>> START

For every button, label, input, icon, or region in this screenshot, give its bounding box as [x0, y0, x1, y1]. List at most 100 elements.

>> END
>> START

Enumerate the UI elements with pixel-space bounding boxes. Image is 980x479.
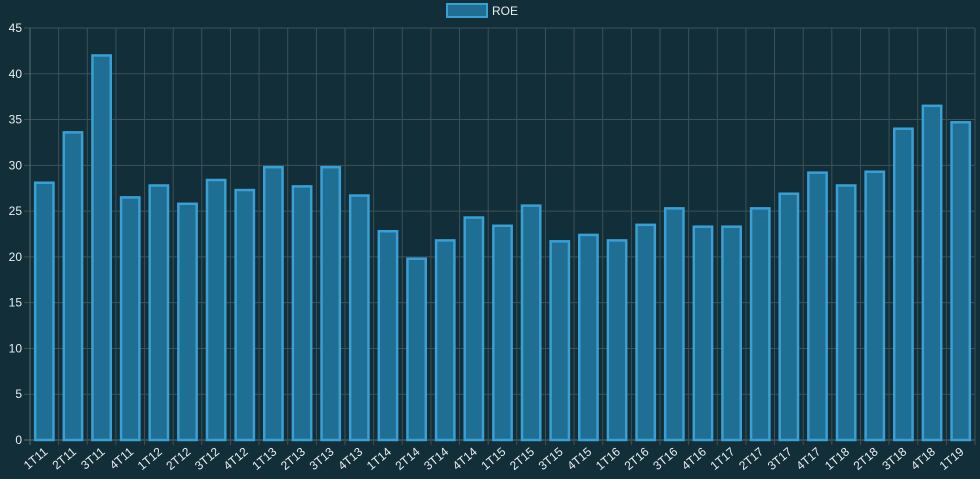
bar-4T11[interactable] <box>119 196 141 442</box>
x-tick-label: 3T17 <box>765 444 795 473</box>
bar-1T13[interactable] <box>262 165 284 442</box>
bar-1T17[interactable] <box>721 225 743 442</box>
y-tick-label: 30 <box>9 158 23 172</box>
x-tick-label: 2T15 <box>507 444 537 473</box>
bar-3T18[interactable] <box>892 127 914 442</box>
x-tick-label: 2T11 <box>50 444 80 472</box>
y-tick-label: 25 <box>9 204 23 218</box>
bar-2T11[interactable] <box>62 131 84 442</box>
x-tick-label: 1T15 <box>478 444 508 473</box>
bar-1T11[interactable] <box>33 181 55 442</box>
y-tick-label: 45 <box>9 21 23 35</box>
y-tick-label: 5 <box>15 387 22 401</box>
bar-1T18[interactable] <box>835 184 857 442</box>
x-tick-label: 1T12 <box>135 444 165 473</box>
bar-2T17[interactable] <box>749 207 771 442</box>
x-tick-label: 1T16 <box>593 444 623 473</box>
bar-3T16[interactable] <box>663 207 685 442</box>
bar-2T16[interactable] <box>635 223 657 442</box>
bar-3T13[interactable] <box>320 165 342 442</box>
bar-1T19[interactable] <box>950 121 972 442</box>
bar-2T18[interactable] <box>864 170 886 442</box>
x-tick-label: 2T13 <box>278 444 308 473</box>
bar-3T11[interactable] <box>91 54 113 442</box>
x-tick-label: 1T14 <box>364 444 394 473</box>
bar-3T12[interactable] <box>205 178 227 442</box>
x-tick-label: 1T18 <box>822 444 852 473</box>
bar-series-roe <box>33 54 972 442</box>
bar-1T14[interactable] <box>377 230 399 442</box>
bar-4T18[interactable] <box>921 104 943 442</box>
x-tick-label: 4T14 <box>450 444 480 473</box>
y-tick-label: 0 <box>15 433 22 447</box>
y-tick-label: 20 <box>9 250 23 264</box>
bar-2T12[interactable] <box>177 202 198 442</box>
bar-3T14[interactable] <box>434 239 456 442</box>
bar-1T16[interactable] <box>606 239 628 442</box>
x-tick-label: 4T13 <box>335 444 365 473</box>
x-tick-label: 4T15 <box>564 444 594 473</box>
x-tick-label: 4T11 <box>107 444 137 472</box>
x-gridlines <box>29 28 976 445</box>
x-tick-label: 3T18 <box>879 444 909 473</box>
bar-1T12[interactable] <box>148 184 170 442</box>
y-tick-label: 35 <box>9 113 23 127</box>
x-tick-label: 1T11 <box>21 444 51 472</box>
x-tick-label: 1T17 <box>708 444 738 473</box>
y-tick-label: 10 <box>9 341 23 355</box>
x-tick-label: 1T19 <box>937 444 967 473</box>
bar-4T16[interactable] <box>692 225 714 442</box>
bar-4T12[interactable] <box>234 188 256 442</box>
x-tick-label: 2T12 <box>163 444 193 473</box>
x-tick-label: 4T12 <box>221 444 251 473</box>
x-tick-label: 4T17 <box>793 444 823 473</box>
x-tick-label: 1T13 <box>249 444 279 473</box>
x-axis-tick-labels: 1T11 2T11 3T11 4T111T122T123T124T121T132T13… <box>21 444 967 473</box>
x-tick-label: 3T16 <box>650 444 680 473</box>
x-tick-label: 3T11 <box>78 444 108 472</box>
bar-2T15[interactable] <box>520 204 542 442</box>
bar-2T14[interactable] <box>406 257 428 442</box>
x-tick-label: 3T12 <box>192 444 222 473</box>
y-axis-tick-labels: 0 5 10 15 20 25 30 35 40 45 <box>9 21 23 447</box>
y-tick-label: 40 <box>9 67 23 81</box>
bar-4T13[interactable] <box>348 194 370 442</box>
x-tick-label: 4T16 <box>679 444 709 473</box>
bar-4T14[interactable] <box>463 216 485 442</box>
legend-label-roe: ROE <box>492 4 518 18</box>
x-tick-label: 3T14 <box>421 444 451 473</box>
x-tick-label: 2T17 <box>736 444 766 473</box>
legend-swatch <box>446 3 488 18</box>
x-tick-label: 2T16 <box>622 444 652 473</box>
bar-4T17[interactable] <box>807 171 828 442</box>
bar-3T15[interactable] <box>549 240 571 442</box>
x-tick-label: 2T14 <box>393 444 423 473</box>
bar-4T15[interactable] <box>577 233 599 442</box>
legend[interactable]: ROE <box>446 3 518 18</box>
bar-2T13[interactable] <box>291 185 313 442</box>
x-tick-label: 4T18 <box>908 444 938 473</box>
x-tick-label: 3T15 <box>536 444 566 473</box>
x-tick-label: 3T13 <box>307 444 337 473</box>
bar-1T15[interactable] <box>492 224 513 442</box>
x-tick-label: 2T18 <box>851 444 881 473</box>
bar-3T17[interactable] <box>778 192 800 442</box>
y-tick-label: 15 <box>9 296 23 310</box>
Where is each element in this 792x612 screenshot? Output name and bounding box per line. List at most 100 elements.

>> END
>> START

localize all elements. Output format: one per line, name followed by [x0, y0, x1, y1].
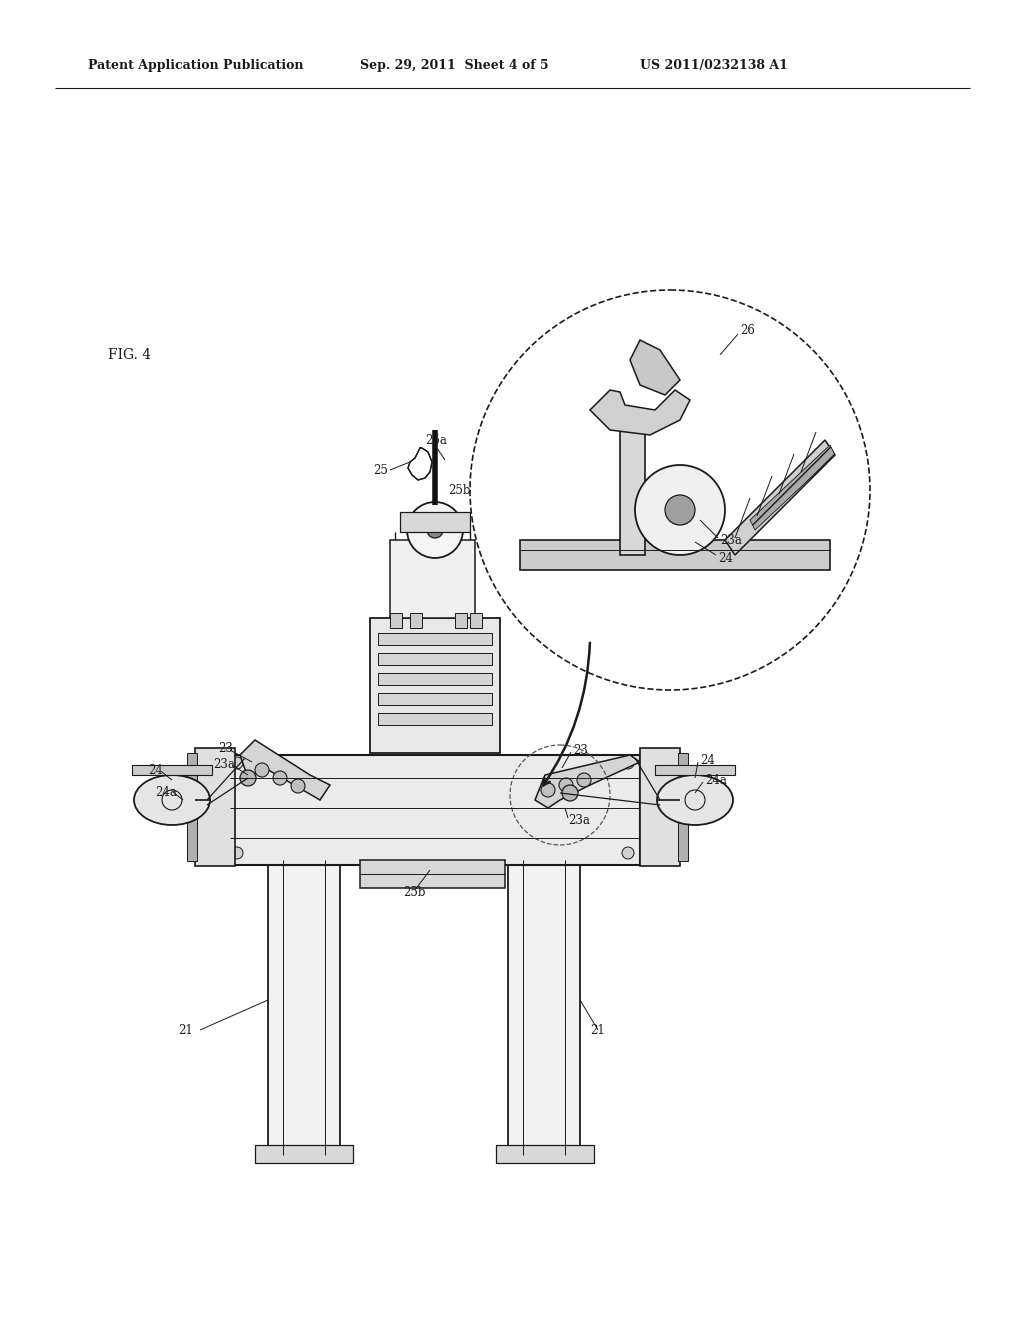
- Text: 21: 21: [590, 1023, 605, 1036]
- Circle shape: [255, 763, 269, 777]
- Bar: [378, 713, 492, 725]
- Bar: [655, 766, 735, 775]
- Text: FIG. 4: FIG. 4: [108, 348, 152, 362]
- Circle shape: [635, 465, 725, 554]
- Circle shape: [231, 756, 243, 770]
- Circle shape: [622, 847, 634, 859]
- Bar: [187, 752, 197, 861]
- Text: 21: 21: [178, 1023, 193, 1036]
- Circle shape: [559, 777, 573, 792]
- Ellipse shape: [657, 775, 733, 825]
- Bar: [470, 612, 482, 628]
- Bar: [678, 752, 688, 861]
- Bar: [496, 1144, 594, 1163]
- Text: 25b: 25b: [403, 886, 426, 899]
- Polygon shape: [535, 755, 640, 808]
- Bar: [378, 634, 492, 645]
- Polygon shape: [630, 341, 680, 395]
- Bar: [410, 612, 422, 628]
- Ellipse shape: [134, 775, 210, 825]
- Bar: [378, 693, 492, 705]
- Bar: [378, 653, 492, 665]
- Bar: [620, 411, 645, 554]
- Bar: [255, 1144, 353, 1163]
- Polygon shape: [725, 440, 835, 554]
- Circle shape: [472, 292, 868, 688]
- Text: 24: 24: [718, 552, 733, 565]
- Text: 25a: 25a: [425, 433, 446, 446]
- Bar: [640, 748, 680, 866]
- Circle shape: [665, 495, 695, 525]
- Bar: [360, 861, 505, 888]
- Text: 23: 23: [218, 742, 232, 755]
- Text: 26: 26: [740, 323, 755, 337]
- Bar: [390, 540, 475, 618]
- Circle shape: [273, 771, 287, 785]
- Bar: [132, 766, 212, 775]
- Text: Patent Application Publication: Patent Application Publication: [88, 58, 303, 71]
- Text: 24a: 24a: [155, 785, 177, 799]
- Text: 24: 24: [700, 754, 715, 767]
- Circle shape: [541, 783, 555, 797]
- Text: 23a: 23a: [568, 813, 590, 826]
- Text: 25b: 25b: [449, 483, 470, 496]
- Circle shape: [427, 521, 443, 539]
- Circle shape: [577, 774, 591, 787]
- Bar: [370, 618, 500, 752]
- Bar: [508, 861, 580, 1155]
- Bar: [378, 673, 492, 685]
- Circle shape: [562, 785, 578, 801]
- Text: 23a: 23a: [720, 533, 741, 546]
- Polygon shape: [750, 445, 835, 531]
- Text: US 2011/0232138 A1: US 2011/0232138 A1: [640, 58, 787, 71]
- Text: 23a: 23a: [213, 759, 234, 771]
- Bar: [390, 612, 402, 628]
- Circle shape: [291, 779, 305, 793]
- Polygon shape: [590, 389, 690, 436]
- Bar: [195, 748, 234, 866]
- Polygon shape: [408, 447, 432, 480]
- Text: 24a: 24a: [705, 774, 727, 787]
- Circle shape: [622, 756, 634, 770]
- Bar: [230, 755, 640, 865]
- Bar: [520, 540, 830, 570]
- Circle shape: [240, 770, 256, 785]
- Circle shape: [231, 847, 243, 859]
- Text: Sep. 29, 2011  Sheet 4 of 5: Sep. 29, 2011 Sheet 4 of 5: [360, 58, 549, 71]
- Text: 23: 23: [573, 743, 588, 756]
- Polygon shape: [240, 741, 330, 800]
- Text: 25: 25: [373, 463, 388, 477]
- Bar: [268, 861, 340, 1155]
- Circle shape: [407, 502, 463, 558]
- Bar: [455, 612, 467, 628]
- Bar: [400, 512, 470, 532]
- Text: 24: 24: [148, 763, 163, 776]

>> END

* [PROBLEM DESCRIPTION] Render the entries from the line that contains "localize all elements." through the line that contains "- Text: 24a: 24a: [155, 785, 177, 799]" as a Markdown table with columns Number and Content, numbering each line in order. Skip blank lines and leave the pictures out.

* [ANSWER TO THE EXERCISE]
| Number | Content |
|---|---|
| 1 | localize all elements. Output format: one per line, name followed by [x0, y0, x1, y1]. |
| 2 | - Text: 21: 21: [590, 1023, 605, 1036] |
| 3 | - Circle shape: [255, 763, 269, 777] |
| 4 | - Bar: [378, 713, 492, 725] |
| 5 | - Bar: [655, 766, 735, 775] |
| 6 | - Text: FIG. 4: FIG. 4: [108, 348, 152, 362] |
| 7 | - Circle shape: [635, 465, 725, 554] |
| 8 | - Circle shape: [231, 756, 243, 770] |
| 9 | - Circle shape: [622, 847, 634, 859] |
| 10 | - Bar: [187, 752, 197, 861] |
| 11 | - Text: 21: 21: [178, 1023, 193, 1036] |
| 12 | - Circle shape: [559, 777, 573, 792] |
| 13 | - Ellipse shape: [657, 775, 733, 825] |
| 14 | - Bar: [470, 612, 482, 628] |
| 15 | - Bar: [678, 752, 688, 861] |
| 16 | - Bar: [496, 1144, 594, 1163] |
| 17 | - Text: 25b: 25b: [403, 886, 426, 899] |
| 18 | - Polygon shape: [535, 755, 640, 808] |
| 19 | - Bar: [378, 634, 492, 645] |
| 20 | - Polygon shape: [630, 341, 680, 395] |
| 21 | - Bar: [410, 612, 422, 628] |
| 22 | - Ellipse shape: [134, 775, 210, 825] |
| 23 | - Bar: [378, 693, 492, 705] |
| 24 | - Bar: [378, 653, 492, 665] |
| 25 | - Bar: [620, 411, 645, 554] |
| 26 | - Bar: [255, 1144, 353, 1163] |
| 27 | - Polygon shape: [725, 440, 835, 554] |
| 28 | - Circle shape: [472, 292, 868, 688] |
| 29 | - Text: 24: 24: [718, 552, 733, 565] |
| 30 | - Text: 25a: 25a: [425, 433, 446, 446] |
| 31 | - Bar: [640, 748, 680, 866] |
| 32 | - Circle shape: [665, 495, 695, 525] |
| 33 | - Bar: [360, 861, 505, 888] |
| 34 | - Text: 23: 23: [218, 742, 232, 755] |
| 35 | - Text: 26: 26: [740, 323, 755, 337] |
| 36 | - Bar: [390, 540, 475, 618] |
| 37 | - Circle shape: [273, 771, 287, 785] |
| 38 | - Bar: [132, 766, 212, 775] |
| 39 | - Text: Patent Application Publication: Patent Application Publication: [88, 58, 303, 71] |
| 40 | - Text: 24a: 24a: [155, 785, 177, 799] |